* _ENTRIES SHOWN_
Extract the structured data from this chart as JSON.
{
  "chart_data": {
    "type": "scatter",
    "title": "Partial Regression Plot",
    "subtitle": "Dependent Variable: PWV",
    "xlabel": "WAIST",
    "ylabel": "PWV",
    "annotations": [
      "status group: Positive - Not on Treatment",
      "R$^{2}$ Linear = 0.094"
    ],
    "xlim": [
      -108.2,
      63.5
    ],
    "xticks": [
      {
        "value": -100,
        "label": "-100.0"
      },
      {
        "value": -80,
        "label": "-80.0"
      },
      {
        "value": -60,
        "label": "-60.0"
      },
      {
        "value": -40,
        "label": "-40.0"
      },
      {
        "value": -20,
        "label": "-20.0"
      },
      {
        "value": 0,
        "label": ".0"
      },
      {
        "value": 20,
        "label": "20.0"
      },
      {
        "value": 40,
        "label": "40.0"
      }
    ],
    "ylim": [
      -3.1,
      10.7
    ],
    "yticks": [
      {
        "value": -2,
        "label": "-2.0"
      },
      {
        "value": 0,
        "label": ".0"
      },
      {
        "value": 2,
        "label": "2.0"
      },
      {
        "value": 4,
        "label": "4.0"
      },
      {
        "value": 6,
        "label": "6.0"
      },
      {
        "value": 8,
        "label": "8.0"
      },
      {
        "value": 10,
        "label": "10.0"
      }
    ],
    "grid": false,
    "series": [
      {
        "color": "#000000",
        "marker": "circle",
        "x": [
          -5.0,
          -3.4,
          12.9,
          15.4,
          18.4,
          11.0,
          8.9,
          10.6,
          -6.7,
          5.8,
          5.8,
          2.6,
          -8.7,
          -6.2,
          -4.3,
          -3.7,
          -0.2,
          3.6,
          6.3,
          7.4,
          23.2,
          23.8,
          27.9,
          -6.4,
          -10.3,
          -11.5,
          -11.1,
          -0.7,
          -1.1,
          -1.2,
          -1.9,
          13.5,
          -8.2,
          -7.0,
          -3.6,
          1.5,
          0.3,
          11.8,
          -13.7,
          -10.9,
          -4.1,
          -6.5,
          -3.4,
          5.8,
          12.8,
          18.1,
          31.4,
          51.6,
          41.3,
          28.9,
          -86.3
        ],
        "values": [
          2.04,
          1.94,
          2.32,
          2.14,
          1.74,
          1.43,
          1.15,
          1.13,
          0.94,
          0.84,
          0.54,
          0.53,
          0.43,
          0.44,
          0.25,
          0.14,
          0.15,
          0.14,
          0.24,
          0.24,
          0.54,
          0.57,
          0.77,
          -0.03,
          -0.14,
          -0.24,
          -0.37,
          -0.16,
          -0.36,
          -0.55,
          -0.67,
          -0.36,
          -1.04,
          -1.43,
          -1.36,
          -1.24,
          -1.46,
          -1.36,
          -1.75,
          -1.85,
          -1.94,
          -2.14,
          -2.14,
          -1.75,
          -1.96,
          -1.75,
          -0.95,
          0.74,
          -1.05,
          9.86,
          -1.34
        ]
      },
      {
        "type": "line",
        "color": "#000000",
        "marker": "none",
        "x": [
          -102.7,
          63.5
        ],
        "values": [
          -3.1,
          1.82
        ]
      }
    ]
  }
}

* _WHAT YOU ARE ASKED TO DO_
Go through the listing and print each line exactly as it appears.

* _SOLUTION TO THIS EXERCISE_
Extract the structured data from this chart as JSON.
{
  "chart_data": {
    "type": "scatter",
    "title": "Partial Regression Plot",
    "subtitle": "Dependent Variable: PWV",
    "xlabel": "WAIST",
    "ylabel": "PWV",
    "annotations": [
      "status group: Positive - Not on Treatment",
      "R$^{2}$ Linear = 0.094"
    ],
    "xlim": [
      -108.2,
      63.5
    ],
    "xticks": [
      {
        "value": -100,
        "label": "-100.0"
      },
      {
        "value": -80,
        "label": "-80.0"
      },
      {
        "value": -60,
        "label": "-60.0"
      },
      {
        "value": -40,
        "label": "-40.0"
      },
      {
        "value": -20,
        "label": "-20.0"
      },
      {
        "value": 0,
        "label": ".0"
      },
      {
        "value": 20,
        "label": "20.0"
      },
      {
        "value": 40,
        "label": "40.0"
      }
    ],
    "ylim": [
      -3.1,
      10.7
    ],
    "yticks": [
      {
        "value": -2,
        "label": "-2.0"
      },
      {
        "value": 0,
        "label": ".0"
      },
      {
        "value": 2,
        "label": "2.0"
      },
      {
        "value": 4,
        "label": "4.0"
      },
      {
        "value": 6,
        "label": "6.0"
      },
      {
        "value": 8,
        "label": "8.0"
      },
      {
        "value": 10,
        "label": "10.0"
      }
    ],
    "grid": false,
    "series": [
      {
        "color": "#000000",
        "marker": "circle",
        "x": [
          -5.0,
          -3.4,
          12.9,
          15.4,
          18.4,
          11.0,
          8.9,
          10.6,
          -6.7,
          5.8,
          5.8,
          2.6,
          -8.7,
          -6.2,
          -4.3,
          -3.7,
          -0.2,
          3.6,
          6.3,
          7.4,
          23.2,
          23.8,
          27.9,
          -6.4,
          -10.3,
          -11.5,
          -11.1,
          -0.7,
          -1.1,
          -1.2,
          -1.9,
          13.5,
          -8.2,
          -7.0,
          -3.6,
          1.5,
          0.3,
          11.8,
          -13.7,
          -10.9,
          -4.1,
          -6.5,
          -3.4,
          5.8,
          12.8,
          18.1,
          31.4,
          51.6,
          41.3,
          28.9,
          -86.3
        ],
        "values": [
          2.04,
          1.94,
          2.32,
          2.14,
          1.74,
          1.43,
          1.15,
          1.13,
          0.94,
          0.84,
          0.54,
          0.53,
          0.43,
          0.44,
          0.25,
          0.14,
          0.15,
          0.14,
          0.24,
          0.24,
          0.54,
          0.57,
          0.77,
          -0.03,
          -0.14,
          -0.24,
          -0.37,
          -0.16,
          -0.36,
          -0.55,
          -0.67,
          -0.36,
          -1.04,
          -1.43,
          -1.36,
          -1.24,
          -1.46,
          -1.36,
          -1.75,
          -1.85,
          -1.94,
          -2.14,
          -2.14,
          -1.75,
          -1.96,
          -1.75,
          -0.95,
          0.74,
          -1.05,
          9.86,
          -1.34
        ]
      },
      {
        "type": "line",
        "color": "#000000",
        "marker": "none",
        "x": [
          -102.7,
          63.5
        ],
        "values": [
          -3.1,
          1.82
        ]
      }
    ]
  }
}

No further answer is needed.